Repeat the whole listing below, word for word.

======== Exercise materials ========

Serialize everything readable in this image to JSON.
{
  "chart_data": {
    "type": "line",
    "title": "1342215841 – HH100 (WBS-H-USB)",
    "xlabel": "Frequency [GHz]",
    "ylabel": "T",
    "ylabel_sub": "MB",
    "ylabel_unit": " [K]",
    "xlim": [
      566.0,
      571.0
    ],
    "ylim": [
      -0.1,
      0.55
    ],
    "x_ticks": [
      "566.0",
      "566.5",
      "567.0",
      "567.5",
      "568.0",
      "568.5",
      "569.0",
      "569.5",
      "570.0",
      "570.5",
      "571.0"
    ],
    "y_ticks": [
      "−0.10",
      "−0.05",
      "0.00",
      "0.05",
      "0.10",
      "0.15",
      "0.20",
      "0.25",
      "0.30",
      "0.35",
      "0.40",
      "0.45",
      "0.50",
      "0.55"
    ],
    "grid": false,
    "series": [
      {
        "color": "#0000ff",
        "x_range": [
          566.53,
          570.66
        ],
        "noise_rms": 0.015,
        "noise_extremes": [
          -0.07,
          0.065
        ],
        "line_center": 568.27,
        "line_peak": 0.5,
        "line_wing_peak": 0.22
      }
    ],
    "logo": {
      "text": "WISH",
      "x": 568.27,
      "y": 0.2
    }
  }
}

========

**Problem solution**
Serialize everything readable in this image to JSON.
{
  "chart_data": {
    "type": "line",
    "title": "1342215841 – HH100 (WBS-H-USB)",
    "xlabel": "Frequency [GHz]",
    "ylabel": "T",
    "ylabel_sub": "MB",
    "ylabel_unit": " [K]",
    "xlim": [
      566.0,
      571.0
    ],
    "ylim": [
      -0.1,
      0.55
    ],
    "x_ticks": [
      "566.0",
      "566.5",
      "567.0",
      "567.5",
      "568.0",
      "568.5",
      "569.0",
      "569.5",
      "570.0",
      "570.5",
      "571.0"
    ],
    "y_ticks": [
      "−0.10",
      "−0.05",
      "0.00",
      "0.05",
      "0.10",
      "0.15",
      "0.20",
      "0.25",
      "0.30",
      "0.35",
      "0.40",
      "0.45",
      "0.50",
      "0.55"
    ],
    "grid": false,
    "series": [
      {
        "color": "#0000ff",
        "x_range": [
          566.53,
          570.66
        ],
        "noise_rms": 0.015,
        "noise_extremes": [
          -0.07,
          0.065
        ],
        "line_center": 568.27,
        "line_peak": 0.5,
        "line_wing_peak": 0.22
      }
    ],
    "logo": {
      "text": "WISH",
      "x": 568.27,
      "y": 0.2
    }
  }
}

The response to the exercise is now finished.